Dataset records:

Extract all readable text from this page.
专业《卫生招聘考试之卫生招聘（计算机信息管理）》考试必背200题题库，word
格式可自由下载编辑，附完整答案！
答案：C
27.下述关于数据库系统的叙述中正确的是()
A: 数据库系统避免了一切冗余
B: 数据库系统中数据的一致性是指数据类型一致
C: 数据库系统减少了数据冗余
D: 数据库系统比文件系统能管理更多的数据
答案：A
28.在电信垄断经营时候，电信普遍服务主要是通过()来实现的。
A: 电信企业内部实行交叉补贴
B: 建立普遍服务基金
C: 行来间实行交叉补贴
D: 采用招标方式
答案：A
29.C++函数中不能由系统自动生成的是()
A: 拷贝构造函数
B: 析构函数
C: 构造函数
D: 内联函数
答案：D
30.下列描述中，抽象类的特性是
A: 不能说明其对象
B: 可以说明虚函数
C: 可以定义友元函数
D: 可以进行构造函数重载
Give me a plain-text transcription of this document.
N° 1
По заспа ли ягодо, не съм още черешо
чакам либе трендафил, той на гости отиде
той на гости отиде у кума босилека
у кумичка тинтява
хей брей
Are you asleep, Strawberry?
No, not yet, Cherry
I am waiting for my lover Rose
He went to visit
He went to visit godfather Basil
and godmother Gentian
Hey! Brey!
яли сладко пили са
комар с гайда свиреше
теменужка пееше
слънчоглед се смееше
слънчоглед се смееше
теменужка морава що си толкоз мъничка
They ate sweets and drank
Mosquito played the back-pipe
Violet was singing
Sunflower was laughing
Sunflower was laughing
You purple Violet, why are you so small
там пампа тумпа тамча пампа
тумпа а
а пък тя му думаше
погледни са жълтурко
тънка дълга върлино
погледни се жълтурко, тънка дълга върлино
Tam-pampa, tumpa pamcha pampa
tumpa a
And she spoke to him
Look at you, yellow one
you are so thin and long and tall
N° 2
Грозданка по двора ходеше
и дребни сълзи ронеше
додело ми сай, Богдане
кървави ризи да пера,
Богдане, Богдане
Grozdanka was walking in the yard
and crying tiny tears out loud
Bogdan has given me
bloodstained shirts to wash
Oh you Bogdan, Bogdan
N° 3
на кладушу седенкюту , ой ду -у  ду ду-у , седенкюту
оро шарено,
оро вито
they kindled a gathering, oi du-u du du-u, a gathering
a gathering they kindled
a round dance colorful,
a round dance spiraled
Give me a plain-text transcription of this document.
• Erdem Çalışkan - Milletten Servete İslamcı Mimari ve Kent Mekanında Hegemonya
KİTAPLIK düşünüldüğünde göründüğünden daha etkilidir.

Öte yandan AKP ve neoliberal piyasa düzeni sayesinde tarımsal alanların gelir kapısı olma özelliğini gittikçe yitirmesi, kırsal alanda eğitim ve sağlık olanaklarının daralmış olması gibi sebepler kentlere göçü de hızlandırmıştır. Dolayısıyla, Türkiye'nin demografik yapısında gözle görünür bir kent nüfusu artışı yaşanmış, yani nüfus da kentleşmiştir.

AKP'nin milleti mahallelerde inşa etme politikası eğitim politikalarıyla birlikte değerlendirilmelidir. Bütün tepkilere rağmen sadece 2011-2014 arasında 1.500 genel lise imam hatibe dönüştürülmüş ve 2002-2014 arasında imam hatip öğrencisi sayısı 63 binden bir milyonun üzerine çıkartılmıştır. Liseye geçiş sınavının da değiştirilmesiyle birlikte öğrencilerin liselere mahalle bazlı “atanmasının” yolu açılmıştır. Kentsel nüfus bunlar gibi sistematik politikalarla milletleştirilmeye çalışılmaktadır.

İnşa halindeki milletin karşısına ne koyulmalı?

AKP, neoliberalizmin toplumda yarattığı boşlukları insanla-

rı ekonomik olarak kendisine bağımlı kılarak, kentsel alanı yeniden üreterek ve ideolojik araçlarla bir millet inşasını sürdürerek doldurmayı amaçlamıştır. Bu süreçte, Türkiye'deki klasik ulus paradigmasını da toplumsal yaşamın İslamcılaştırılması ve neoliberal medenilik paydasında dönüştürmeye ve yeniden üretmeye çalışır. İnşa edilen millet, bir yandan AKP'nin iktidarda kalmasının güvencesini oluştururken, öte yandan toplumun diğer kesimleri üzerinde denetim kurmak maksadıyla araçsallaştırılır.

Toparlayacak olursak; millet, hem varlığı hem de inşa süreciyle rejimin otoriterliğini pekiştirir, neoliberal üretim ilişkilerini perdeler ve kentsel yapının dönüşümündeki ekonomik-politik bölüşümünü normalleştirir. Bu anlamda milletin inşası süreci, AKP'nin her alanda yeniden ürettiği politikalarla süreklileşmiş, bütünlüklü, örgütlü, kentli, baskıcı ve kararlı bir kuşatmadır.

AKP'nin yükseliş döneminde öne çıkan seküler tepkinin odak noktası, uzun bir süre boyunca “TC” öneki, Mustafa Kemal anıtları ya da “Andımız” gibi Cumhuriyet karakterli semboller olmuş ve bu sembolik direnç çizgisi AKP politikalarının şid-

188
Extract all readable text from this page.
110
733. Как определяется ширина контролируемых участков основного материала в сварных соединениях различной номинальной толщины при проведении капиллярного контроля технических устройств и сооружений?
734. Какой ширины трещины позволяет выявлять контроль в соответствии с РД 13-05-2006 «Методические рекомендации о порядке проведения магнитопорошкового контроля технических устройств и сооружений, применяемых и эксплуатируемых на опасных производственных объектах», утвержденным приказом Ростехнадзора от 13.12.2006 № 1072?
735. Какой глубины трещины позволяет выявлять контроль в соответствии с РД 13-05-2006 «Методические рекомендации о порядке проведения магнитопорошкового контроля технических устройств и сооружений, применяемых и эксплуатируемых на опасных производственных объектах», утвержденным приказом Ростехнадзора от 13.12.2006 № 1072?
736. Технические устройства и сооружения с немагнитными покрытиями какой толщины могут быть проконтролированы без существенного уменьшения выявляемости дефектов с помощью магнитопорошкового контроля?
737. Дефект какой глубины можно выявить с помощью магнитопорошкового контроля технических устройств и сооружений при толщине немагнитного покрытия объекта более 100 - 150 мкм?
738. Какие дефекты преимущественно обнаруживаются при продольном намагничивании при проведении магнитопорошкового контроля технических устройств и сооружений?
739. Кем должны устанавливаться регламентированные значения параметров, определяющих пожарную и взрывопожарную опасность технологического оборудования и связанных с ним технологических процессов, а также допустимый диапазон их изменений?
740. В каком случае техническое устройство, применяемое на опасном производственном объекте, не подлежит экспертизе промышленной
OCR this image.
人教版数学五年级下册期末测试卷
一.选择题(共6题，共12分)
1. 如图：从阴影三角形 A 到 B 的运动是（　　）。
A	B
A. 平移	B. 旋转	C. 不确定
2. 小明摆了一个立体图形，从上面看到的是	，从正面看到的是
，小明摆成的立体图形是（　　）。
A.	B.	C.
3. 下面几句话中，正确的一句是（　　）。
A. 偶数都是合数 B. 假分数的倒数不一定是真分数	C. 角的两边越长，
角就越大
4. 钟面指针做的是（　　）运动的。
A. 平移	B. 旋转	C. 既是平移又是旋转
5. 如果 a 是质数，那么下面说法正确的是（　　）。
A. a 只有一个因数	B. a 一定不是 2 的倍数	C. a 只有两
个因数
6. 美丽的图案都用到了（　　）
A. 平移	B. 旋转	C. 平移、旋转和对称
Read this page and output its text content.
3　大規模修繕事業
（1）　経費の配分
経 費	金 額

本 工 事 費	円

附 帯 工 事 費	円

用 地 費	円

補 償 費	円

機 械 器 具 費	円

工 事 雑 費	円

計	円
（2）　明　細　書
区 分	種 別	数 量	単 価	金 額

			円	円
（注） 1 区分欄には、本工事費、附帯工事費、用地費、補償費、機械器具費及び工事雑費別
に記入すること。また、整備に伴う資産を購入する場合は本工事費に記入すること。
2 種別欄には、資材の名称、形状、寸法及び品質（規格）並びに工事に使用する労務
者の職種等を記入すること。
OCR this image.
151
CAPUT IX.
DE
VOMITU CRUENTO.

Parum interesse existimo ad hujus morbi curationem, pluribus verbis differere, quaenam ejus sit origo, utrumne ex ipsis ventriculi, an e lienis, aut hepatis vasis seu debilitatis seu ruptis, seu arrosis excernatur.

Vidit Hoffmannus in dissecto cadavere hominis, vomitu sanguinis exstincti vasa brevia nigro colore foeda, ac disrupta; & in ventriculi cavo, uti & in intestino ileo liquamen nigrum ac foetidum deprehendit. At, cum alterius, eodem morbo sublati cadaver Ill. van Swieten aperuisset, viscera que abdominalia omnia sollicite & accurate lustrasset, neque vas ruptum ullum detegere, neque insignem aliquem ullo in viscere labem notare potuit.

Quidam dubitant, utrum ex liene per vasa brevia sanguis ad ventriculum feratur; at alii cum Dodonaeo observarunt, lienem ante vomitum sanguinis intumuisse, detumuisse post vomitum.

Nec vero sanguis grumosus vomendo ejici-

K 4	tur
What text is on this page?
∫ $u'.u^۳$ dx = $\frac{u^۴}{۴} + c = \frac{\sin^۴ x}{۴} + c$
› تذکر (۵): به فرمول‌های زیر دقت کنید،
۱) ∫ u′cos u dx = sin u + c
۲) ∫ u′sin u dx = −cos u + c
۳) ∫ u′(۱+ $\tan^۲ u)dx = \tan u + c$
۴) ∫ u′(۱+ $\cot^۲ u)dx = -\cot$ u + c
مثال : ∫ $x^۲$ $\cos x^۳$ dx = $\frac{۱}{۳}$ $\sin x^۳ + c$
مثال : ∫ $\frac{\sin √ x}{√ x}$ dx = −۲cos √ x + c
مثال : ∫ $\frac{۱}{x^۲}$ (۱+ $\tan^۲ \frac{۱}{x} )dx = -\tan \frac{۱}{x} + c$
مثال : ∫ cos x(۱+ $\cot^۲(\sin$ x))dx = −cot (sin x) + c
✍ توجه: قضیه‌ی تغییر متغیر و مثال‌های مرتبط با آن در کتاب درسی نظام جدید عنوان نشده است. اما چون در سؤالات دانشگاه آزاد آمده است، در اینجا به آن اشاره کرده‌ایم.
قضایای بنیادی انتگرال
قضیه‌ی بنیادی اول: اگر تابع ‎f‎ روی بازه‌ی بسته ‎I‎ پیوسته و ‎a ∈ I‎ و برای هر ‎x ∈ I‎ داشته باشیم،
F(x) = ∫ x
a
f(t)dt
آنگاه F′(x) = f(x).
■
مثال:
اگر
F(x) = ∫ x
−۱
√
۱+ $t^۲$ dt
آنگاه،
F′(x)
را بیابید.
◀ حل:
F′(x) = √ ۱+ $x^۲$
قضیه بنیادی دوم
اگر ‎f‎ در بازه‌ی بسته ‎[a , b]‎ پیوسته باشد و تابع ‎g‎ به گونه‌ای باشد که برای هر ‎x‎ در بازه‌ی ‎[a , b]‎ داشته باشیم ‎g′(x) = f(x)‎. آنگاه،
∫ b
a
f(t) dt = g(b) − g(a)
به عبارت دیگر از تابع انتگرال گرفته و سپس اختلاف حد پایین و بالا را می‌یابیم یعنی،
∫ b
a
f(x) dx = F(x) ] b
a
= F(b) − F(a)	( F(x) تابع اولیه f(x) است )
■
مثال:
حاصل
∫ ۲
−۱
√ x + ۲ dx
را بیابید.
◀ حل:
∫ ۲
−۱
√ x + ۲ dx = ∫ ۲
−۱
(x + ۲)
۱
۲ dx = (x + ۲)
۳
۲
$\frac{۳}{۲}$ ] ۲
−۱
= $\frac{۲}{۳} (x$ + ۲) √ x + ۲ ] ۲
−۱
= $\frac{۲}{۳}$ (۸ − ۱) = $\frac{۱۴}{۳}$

Given problem: Answer with one number: how many lines in the listing hold "върлино".

Answer for this exercise: 2